**Problem to solve**
Exactly reproduce each record listed below.
┌─ Records
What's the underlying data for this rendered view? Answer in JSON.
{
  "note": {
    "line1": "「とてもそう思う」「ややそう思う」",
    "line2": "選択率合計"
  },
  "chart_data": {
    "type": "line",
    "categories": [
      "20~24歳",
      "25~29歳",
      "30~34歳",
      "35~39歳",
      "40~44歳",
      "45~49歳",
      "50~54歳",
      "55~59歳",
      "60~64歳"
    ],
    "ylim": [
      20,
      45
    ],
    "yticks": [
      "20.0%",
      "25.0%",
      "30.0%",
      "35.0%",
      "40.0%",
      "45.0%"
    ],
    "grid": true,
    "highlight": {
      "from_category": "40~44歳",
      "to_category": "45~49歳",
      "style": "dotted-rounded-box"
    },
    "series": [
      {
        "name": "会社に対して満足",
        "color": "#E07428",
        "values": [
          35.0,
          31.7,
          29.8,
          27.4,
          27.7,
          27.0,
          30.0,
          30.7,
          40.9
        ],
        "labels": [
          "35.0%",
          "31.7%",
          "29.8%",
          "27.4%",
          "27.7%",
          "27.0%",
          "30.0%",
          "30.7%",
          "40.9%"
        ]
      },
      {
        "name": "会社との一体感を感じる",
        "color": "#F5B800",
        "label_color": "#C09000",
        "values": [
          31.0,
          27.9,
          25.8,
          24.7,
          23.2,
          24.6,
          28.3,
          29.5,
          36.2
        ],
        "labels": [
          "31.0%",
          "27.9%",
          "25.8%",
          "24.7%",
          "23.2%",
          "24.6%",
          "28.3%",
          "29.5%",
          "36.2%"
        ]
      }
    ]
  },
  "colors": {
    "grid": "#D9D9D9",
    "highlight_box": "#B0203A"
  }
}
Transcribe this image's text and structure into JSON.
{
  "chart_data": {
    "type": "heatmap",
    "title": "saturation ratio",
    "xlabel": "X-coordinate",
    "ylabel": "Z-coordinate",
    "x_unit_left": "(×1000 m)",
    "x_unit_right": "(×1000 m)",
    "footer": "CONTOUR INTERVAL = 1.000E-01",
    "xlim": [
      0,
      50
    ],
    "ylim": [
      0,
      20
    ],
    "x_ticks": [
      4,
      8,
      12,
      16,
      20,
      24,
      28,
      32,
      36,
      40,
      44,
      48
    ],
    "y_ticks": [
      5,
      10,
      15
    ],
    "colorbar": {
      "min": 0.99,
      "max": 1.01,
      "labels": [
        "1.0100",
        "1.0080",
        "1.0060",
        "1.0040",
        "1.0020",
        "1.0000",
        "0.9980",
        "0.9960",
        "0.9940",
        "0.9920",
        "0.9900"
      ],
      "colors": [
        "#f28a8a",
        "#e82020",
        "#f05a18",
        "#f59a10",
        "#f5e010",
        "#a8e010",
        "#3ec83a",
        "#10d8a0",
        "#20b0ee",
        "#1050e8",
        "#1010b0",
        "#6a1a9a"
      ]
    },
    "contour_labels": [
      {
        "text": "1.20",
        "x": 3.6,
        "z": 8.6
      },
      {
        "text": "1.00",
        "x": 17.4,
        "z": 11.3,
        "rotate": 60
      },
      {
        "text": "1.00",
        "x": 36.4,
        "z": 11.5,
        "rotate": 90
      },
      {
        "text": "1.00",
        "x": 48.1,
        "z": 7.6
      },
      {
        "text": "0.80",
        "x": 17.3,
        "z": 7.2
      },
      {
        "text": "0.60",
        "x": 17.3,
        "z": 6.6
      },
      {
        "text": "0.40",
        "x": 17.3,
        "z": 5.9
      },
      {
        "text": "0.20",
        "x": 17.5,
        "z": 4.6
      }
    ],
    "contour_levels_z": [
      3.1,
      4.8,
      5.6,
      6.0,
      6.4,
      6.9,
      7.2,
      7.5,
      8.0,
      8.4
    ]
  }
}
└─
**Answer for the task**
What's the underlying data for this rendered view? Answer in JSON.
{
  "note": {
    "line1": "「とてもそう思う」「ややそう思う」",
    "line2": "選択率合計"
  },
  "chart_data": {
    "type": "line",
    "categories": [
      "20~24歳",
      "25~29歳",
      "30~34歳",
      "35~39歳",
      "40~44歳",
      "45~49歳",
      "50~54歳",
      "55~59歳",
      "60~64歳"
    ],
    "ylim": [
      20,
      45
    ],
    "yticks": [
      "20.0%",
      "25.0%",
      "30.0%",
      "35.0%",
      "40.0%",
      "45.0%"
    ],
    "grid": true,
    "highlight": {
      "from_category": "40~44歳",
      "to_category": "45~49歳",
      "style": "dotted-rounded-box"
    },
    "series": [
      {
        "name": "会社に対して満足",
        "color": "#E07428",
        "values": [
          35.0,
          31.7,
          29.8,
          27.4,
          27.7,
          27.0,
          30.0,
          30.7,
          40.9
        ],
        "labels": [
          "35.0%",
          "31.7%",
          "29.8%",
          "27.4%",
          "27.7%",
          "27.0%",
          "30.0%",
          "30.7%",
          "40.9%"
        ]
      },
      {
        "name": "会社との一体感を感じる",
        "color": "#F5B800",
        "label_color": "#C09000",
        "values": [
          31.0,
          27.9,
          25.8,
          24.7,
          23.2,
          24.6,
          28.3,
          29.5,
          36.2
        ],
        "labels": [
          "31.0%",
          "27.9%",
          "25.8%",
          "24.7%",
          "23.2%",
          "24.6%",
          "28.3%",
          "29.5%",
          "36.2%"
        ]
      }
    ]
  },
  "colors": {
    "grid": "#D9D9D9",
    "highlight_box": "#B0203A"
  }
}
Transcribe this image's text and structure into JSON.
{
  "chart_data": {
    "type": "heatmap",
    "title": "saturation ratio",
    "xlabel": "X-coordinate",
    "ylabel": "Z-coordinate",
    "x_unit_left": "(×1000 m)",
    "x_unit_right": "(×1000 m)",
    "footer": "CONTOUR INTERVAL = 1.000E-01",
    "xlim": [
      0,
      50
    ],
    "ylim": [
      0,
      20
    ],
    "x_ticks": [
      4,
      8,
      12,
      16,
      20,
      24,
      28,
      32,
      36,
      40,
      44,
      48
    ],
    "y_ticks": [
      5,
      10,
      15
    ],
    "colorbar": {
      "min": 0.99,
      "max": 1.01,
      "labels": [
        "1.0100",
        "1.0080",
        "1.0060",
        "1.0040",
        "1.0020",
        "1.0000",
        "0.9980",
        "0.9960",
        "0.9940",
        "0.9920",
        "0.9900"
      ],
      "colors": [
        "#f28a8a",
        "#e82020",
        "#f05a18",
        "#f59a10",
        "#f5e010",
        "#a8e010",
        "#3ec83a",
        "#10d8a0",
        "#20b0ee",
        "#1050e8",
        "#1010b0",
        "#6a1a9a"
      ]
    },
    "contour_labels": [
      {
        "text": "1.20",
        "x": 3.6,
        "z": 8.6
      },
      {
        "text": "1.00",
        "x": 17.4,
        "z": 11.3,
        "rotate": 60
      },
      {
        "text": "1.00",
        "x": 36.4,
        "z": 11.5,
        "rotate": 90
      },
      {
        "text": "1.00",
        "x": 48.1,
        "z": 7.6
      },
      {
        "text": "0.80",
        "x": 17.3,
        "z": 7.2
      },
      {
        "text": "0.60",
        "x": 17.3,
        "z": 6.6
      },
      {
        "text": "0.40",
        "x": 17.3,
        "z": 5.9
      },
      {
        "text": "0.20",
        "x": 17.5,
        "z": 4.6
      }
    ],
    "contour_levels_z": [
      3.1,
      4.8,
      5.6,
      6.0,
      6.4,
      6.9,
      7.2,
      7.5,
      8.0,
      8.4
    ]
  }
}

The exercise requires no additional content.